## EXERCISE PROMPT
In the material below, count the lines with the word "data" and state that number only.
─── RAW RECORDS ───
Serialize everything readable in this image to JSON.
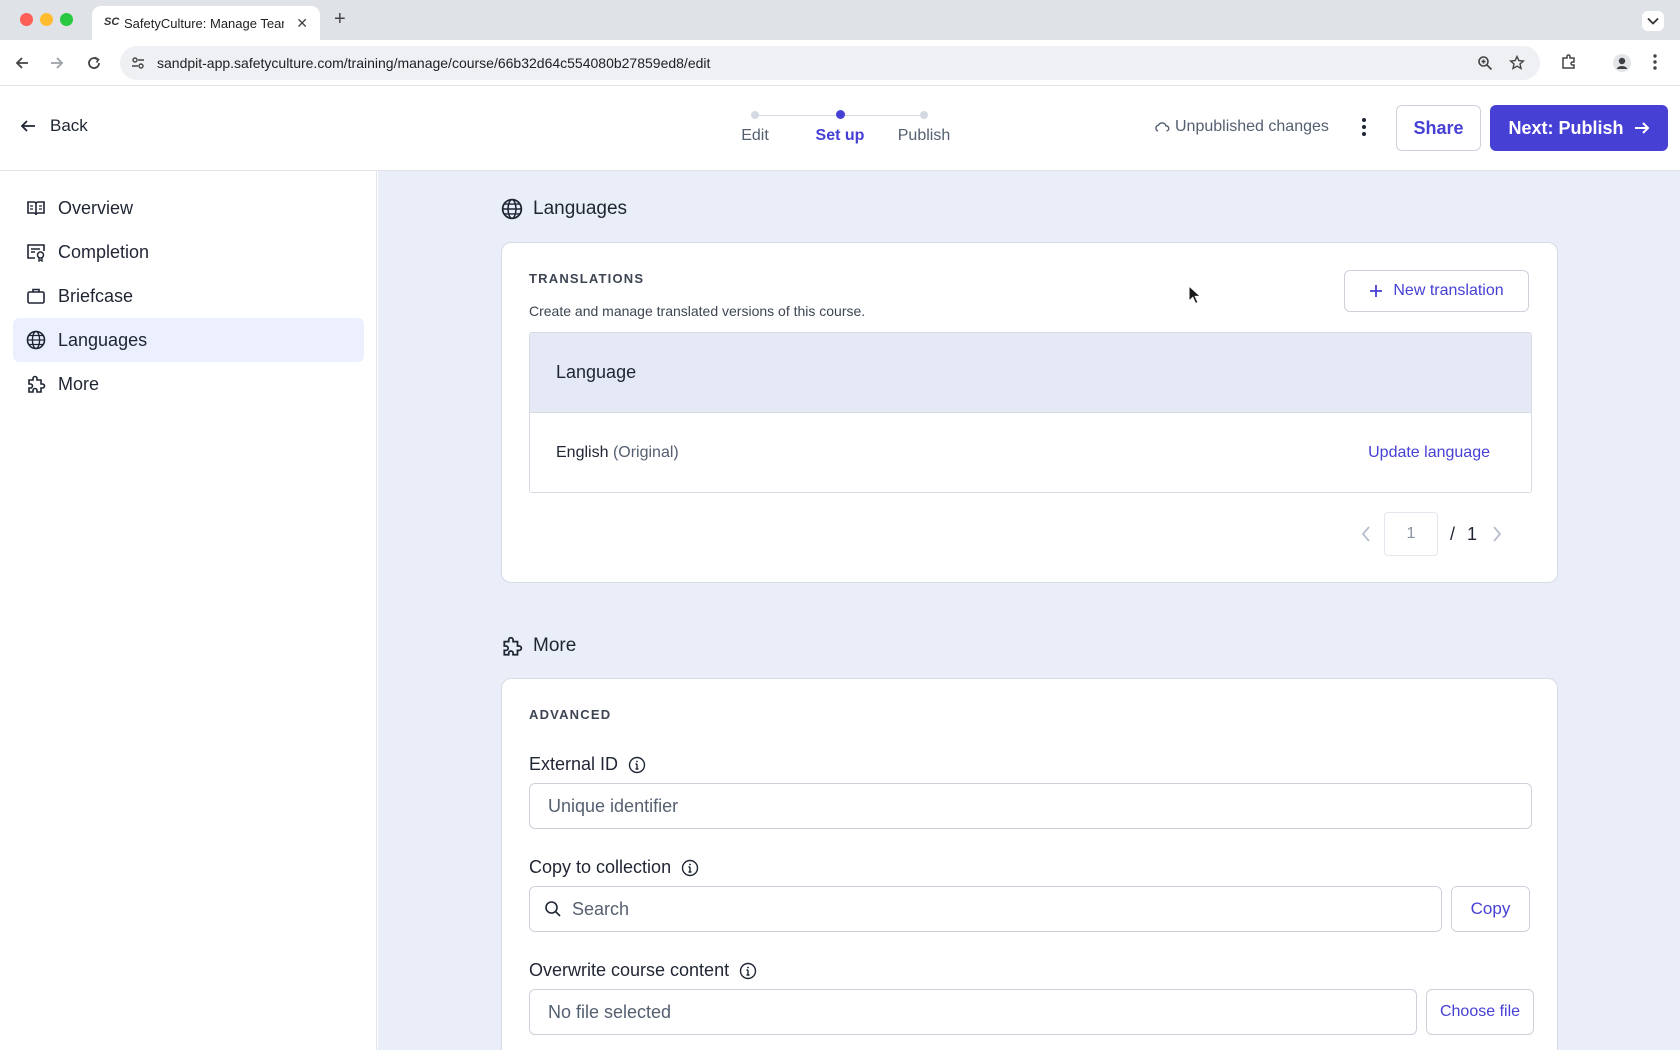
{
  "browser": {
    "tab_title": "SafetyCulture: Manage Teams",
    "tab_favicon": "SC",
    "url": "sandpit-app.safetyculture.com/training/manage/course/66b32d64c554080b27859ed8/edit"
  },
  "header": {
    "back_label": "Back",
    "steps": [
      {
        "label": "Edit",
        "active": false
      },
      {
        "label": "Set up",
        "active": true
      },
      {
        "label": "Publish",
        "active": false
      }
    ],
    "status": "Unpublished changes",
    "share_label": "Share",
    "next_label": "Next: Publish",
    "accent_color": "#4740d4"
  },
  "sidebar": {
    "items": [
      {
        "label": "Overview",
        "icon": "book-icon",
        "active": false
      },
      {
        "label": "Completion",
        "icon": "certificate-icon",
        "active": false
      },
      {
        "label": "Briefcase",
        "icon": "briefcase-icon",
        "active": false
      },
      {
        "label": "Languages",
        "icon": "globe-icon",
        "active": true
      },
      {
        "label": "More",
        "icon": "puzzle-icon",
        "active": false
      }
    ]
  },
  "languages_section": {
    "title": "Languages",
    "overline": "TRANSLATIONS",
    "description": "Create and manage translated versions of this course.",
    "new_translation_label": "New translation",
    "table_header": "Language",
    "rows": [
      {
        "language": "English",
        "note": "(Original)",
        "action": "Update language"
      }
    ],
    "pagination": {
      "current": "1",
      "separator": "/",
      "total": "1"
    }
  },
  "more_section": {
    "title": "More",
    "overline": "ADVANCED",
    "external_id": {
      "label": "External ID",
      "placeholder": "Unique identifier"
    },
    "copy_to_collection": {
      "label": "Copy to collection",
      "placeholder": "Search",
      "button": "Copy"
    },
    "overwrite": {
      "label": "Overwrite course content",
      "file_status": "No file selected",
      "button": "Choose file"
    }
  }
}
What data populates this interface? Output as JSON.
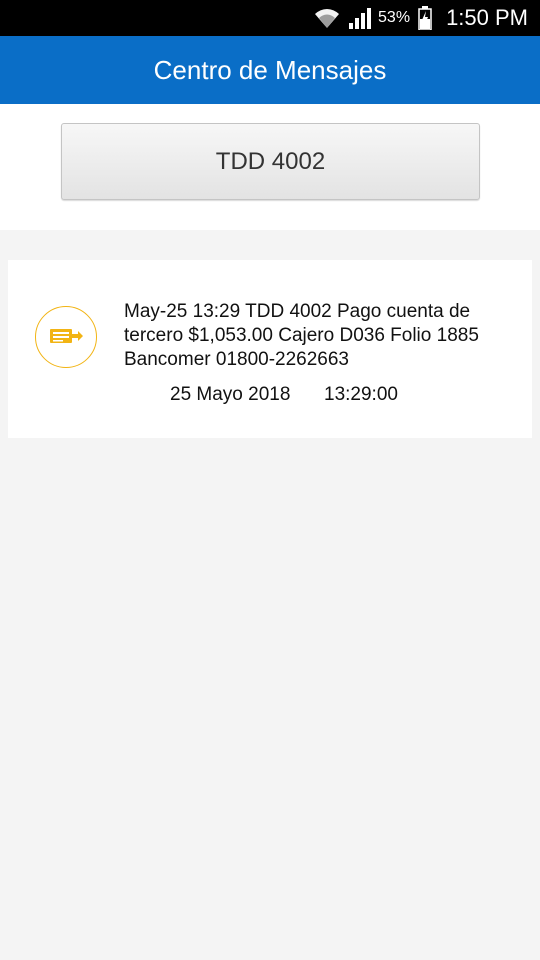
{
  "status_bar": {
    "wifi_icon": "wifi-icon",
    "signal_icon": "signal-icon",
    "battery_percent": "53%",
    "battery_icon": "battery-charging-icon",
    "time": "1:50 PM"
  },
  "header": {
    "title": "Centro de Mensajes"
  },
  "account_selector": {
    "label": "TDD 4002"
  },
  "messages": [
    {
      "icon": "money-transfer-icon",
      "text": "May-25 13:29 TDD 4002 Pago cuenta de tercero $1,053.00 Cajero D036 Folio 1885 Bancomer 01800-2262663",
      "date": "25 Mayo 2018",
      "time": "13:29:00"
    }
  ],
  "colors": {
    "app_bar": "#0a6ec7",
    "icon_accent": "#f2b414",
    "background": "#f4f4f4"
  }
}
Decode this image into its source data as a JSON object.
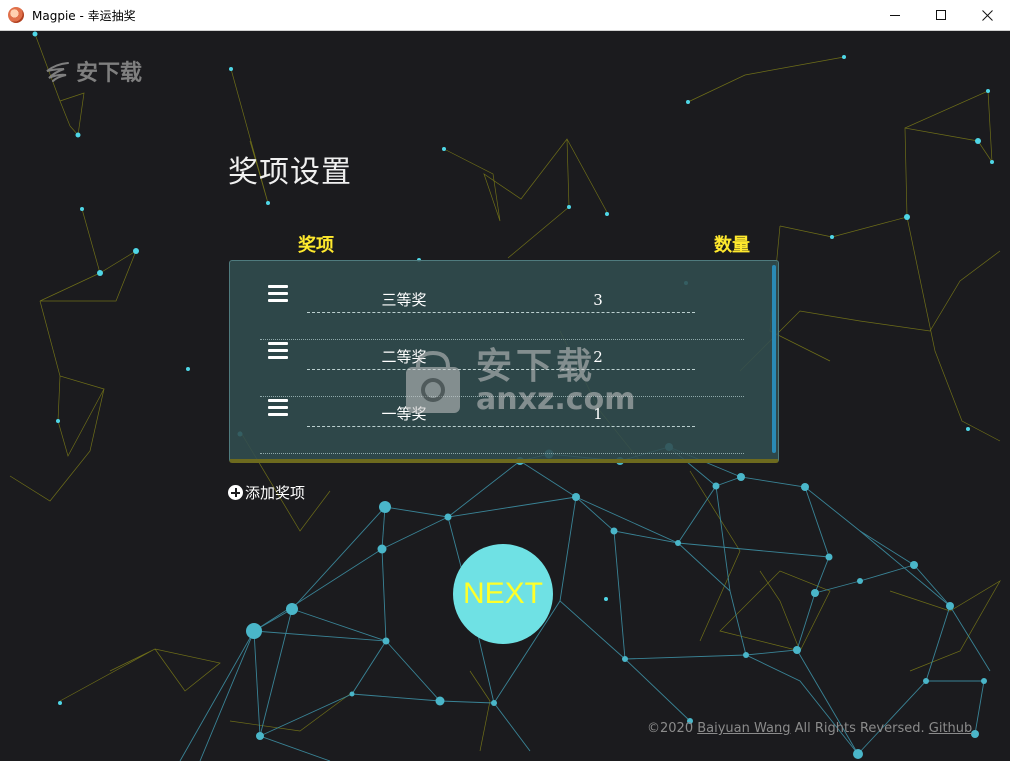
{
  "window": {
    "title": "Magpie - 幸运抽奖",
    "app_icon": "magpie-app-icon",
    "controls": [
      "minimize-icon",
      "maximize-icon",
      "close-icon"
    ]
  },
  "logo": {
    "text": "安下载",
    "icon": "bird-wing-icon"
  },
  "page": {
    "heading": "奖项设置",
    "columns": {
      "prize": "奖项",
      "quantity": "数量"
    }
  },
  "prizes": [
    {
      "name": "三等奖",
      "quantity": "3"
    },
    {
      "name": "二等奖",
      "quantity": "2"
    },
    {
      "name": "一等奖",
      "quantity": "1"
    }
  ],
  "add_prize": {
    "label": "添加奖项",
    "icon": "plus-circle-icon"
  },
  "next_button": {
    "label": "NEXT"
  },
  "watermark": {
    "cn": "安下载",
    "en": "anxz.com"
  },
  "footer": {
    "prefix": "©2020 ",
    "author": "Baiyuan Wang",
    "middle": " All Rights Reversed. ",
    "link": "Github"
  },
  "colors": {
    "background": "#1b1b1e",
    "accent_yellow": "#ffe92d",
    "next_button_bg": "#6fe1e4",
    "next_button_text": "#ffff29",
    "panel_bg": "#314d50",
    "network_cyan": "#4ab6c9",
    "network_olive": "#8a8a1a"
  }
}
───
## FULL OUTPUT
2